Give all the lines below again, exactly, with no pictures.

━━ Materials provided ━━

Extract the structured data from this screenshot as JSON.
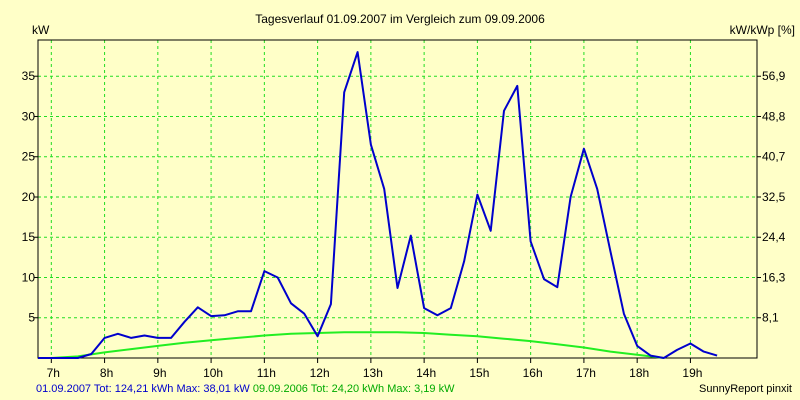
{
  "chart_data": {
    "type": "line",
    "title": "Tagesverlauf 01.09.2007 im Vergleich zum 09.09.2006",
    "ylabel_left": "kW",
    "ylabel_right": "kW/kWp [%]",
    "xlim": [
      6.75,
      20.25
    ],
    "ylim": [
      0,
      39.5
    ],
    "x_ticks": [
      {
        "x": 7,
        "label": "7h"
      },
      {
        "x": 8,
        "label": "8h"
      },
      {
        "x": 9,
        "label": "9h"
      },
      {
        "x": 10,
        "label": "10h"
      },
      {
        "x": 11,
        "label": "11h"
      },
      {
        "x": 12,
        "label": "12h"
      },
      {
        "x": 13,
        "label": "13h"
      },
      {
        "x": 14,
        "label": "14h"
      },
      {
        "x": 15,
        "label": "15h"
      },
      {
        "x": 16,
        "label": "16h"
      },
      {
        "x": 17,
        "label": "17h"
      },
      {
        "x": 18,
        "label": "18h"
      },
      {
        "x": 19,
        "label": "19h"
      }
    ],
    "y_ticks_left": [
      {
        "y": 5,
        "label": "5"
      },
      {
        "y": 10,
        "label": "10"
      },
      {
        "y": 15,
        "label": "15"
      },
      {
        "y": 20,
        "label": "20"
      },
      {
        "y": 25,
        "label": "25"
      },
      {
        "y": 30,
        "label": "30"
      },
      {
        "y": 35,
        "label": "35"
      }
    ],
    "y_ticks_right": [
      {
        "y": 5,
        "label": "8,1"
      },
      {
        "y": 10,
        "label": "16,3"
      },
      {
        "y": 15,
        "label": "24,4"
      },
      {
        "y": 20,
        "label": "32,5"
      },
      {
        "y": 25,
        "label": "40,7"
      },
      {
        "y": 30,
        "label": "48,8"
      },
      {
        "y": 35,
        "label": "56,9"
      }
    ],
    "series": [
      {
        "name": "01.09.2007",
        "color": "#0000cc",
        "x": [
          6.75,
          7.0,
          7.25,
          7.5,
          7.75,
          8.0,
          8.25,
          8.5,
          8.75,
          9.0,
          9.25,
          9.5,
          9.75,
          10.0,
          10.25,
          10.5,
          10.75,
          11.0,
          11.25,
          11.5,
          11.75,
          12.0,
          12.25,
          12.5,
          12.75,
          13.0,
          13.25,
          13.5,
          13.75,
          14.0,
          14.25,
          14.5,
          14.75,
          15.0,
          15.25,
          15.5,
          15.75,
          16.0,
          16.25,
          16.5,
          16.75,
          17.0,
          17.25,
          17.5,
          17.75,
          18.0,
          18.25,
          18.5,
          18.75,
          19.0,
          19.25,
          19.5
        ],
        "values": [
          0,
          0,
          0,
          0,
          0.5,
          2.5,
          3,
          2.5,
          2.8,
          2.5,
          2.5,
          4.5,
          6.3,
          5.2,
          5.3,
          5.8,
          5.8,
          10.8,
          10,
          6.8,
          5.5,
          2.7,
          6.7,
          33,
          38,
          26.5,
          21,
          8.7,
          15.2,
          6.2,
          5.3,
          6.2,
          12,
          20.3,
          15.8,
          30.7,
          33.8,
          14.5,
          9.8,
          8.8,
          20,
          26,
          21,
          13.2,
          5.5,
          1.5,
          0.3,
          0,
          1,
          1.8,
          0.8,
          0.3
        ]
      },
      {
        "name": "09.09.2006",
        "color": "#22ee22",
        "x": [
          7.0,
          7.5,
          8.0,
          8.5,
          9.0,
          9.5,
          10.0,
          10.5,
          11.0,
          11.5,
          12.0,
          12.5,
          13.0,
          13.5,
          14.0,
          14.5,
          15.0,
          15.5,
          16.0,
          16.5,
          17.0,
          17.5,
          18.0,
          18.5
        ],
        "values": [
          0,
          0.2,
          0.7,
          1.1,
          1.5,
          1.9,
          2.2,
          2.5,
          2.8,
          3.0,
          3.1,
          3.2,
          3.2,
          3.2,
          3.1,
          2.9,
          2.7,
          2.4,
          2.1,
          1.7,
          1.3,
          0.8,
          0.4,
          0
        ]
      }
    ]
  },
  "footer": {
    "series1_text": "01.09.2007 Tot: 124,21 kWh Max: 38,01 kW",
    "series2_text": "09.09.2006 Tot: 24,20 kWh Max: 3,19 kW",
    "credit": "SunnyReport pinxit"
  }
}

━━━

■ Written answer:
Extract the structured data from this screenshot as JSON.
{
  "chart_data": {
    "type": "line",
    "title": "Tagesverlauf 01.09.2007 im Vergleich zum 09.09.2006",
    "ylabel_left": "kW",
    "ylabel_right": "kW/kWp [%]",
    "xlim": [
      6.75,
      20.25
    ],
    "ylim": [
      0,
      39.5
    ],
    "x_ticks": [
      {
        "x": 7,
        "label": "7h"
      },
      {
        "x": 8,
        "label": "8h"
      },
      {
        "x": 9,
        "label": "9h"
      },
      {
        "x": 10,
        "label": "10h"
      },
      {
        "x": 11,
        "label": "11h"
      },
      {
        "x": 12,
        "label": "12h"
      },
      {
        "x": 13,
        "label": "13h"
      },
      {
        "x": 14,
        "label": "14h"
      },
      {
        "x": 15,
        "label": "15h"
      },
      {
        "x": 16,
        "label": "16h"
      },
      {
        "x": 17,
        "label": "17h"
      },
      {
        "x": 18,
        "label": "18h"
      },
      {
        "x": 19,
        "label": "19h"
      }
    ],
    "y_ticks_left": [
      {
        "y": 5,
        "label": "5"
      },
      {
        "y": 10,
        "label": "10"
      },
      {
        "y": 15,
        "label": "15"
      },
      {
        "y": 20,
        "label": "20"
      },
      {
        "y": 25,
        "label": "25"
      },
      {
        "y": 30,
        "label": "30"
      },
      {
        "y": 35,
        "label": "35"
      }
    ],
    "y_ticks_right": [
      {
        "y": 5,
        "label": "8,1"
      },
      {
        "y": 10,
        "label": "16,3"
      },
      {
        "y": 15,
        "label": "24,4"
      },
      {
        "y": 20,
        "label": "32,5"
      },
      {
        "y": 25,
        "label": "40,7"
      },
      {
        "y": 30,
        "label": "48,8"
      },
      {
        "y": 35,
        "label": "56,9"
      }
    ],
    "series": [
      {
        "name": "01.09.2007",
        "color": "#0000cc",
        "x": [
          6.75,
          7.0,
          7.25,
          7.5,
          7.75,
          8.0,
          8.25,
          8.5,
          8.75,
          9.0,
          9.25,
          9.5,
          9.75,
          10.0,
          10.25,
          10.5,
          10.75,
          11.0,
          11.25,
          11.5,
          11.75,
          12.0,
          12.25,
          12.5,
          12.75,
          13.0,
          13.25,
          13.5,
          13.75,
          14.0,
          14.25,
          14.5,
          14.75,
          15.0,
          15.25,
          15.5,
          15.75,
          16.0,
          16.25,
          16.5,
          16.75,
          17.0,
          17.25,
          17.5,
          17.75,
          18.0,
          18.25,
          18.5,
          18.75,
          19.0,
          19.25,
          19.5
        ],
        "values": [
          0,
          0,
          0,
          0,
          0.5,
          2.5,
          3,
          2.5,
          2.8,
          2.5,
          2.5,
          4.5,
          6.3,
          5.2,
          5.3,
          5.8,
          5.8,
          10.8,
          10,
          6.8,
          5.5,
          2.7,
          6.7,
          33,
          38,
          26.5,
          21,
          8.7,
          15.2,
          6.2,
          5.3,
          6.2,
          12,
          20.3,
          15.8,
          30.7,
          33.8,
          14.5,
          9.8,
          8.8,
          20,
          26,
          21,
          13.2,
          5.5,
          1.5,
          0.3,
          0,
          1,
          1.8,
          0.8,
          0.3
        ]
      },
      {
        "name": "09.09.2006",
        "color": "#22ee22",
        "x": [
          7.0,
          7.5,
          8.0,
          8.5,
          9.0,
          9.5,
          10.0,
          10.5,
          11.0,
          11.5,
          12.0,
          12.5,
          13.0,
          13.5,
          14.0,
          14.5,
          15.0,
          15.5,
          16.0,
          16.5,
          17.0,
          17.5,
          18.0,
          18.5
        ],
        "values": [
          0,
          0.2,
          0.7,
          1.1,
          1.5,
          1.9,
          2.2,
          2.5,
          2.8,
          3.0,
          3.1,
          3.2,
          3.2,
          3.2,
          3.1,
          2.9,
          2.7,
          2.4,
          2.1,
          1.7,
          1.3,
          0.8,
          0.4,
          0
        ]
      }
    ]
  },
  "footer": {
    "series1_text": "01.09.2007 Tot: 124,21 kWh Max: 38,01 kW",
    "series2_text": "09.09.2006 Tot: 24,20 kWh Max: 3,19 kW",
    "credit": "SunnyReport pinxit"
  }
}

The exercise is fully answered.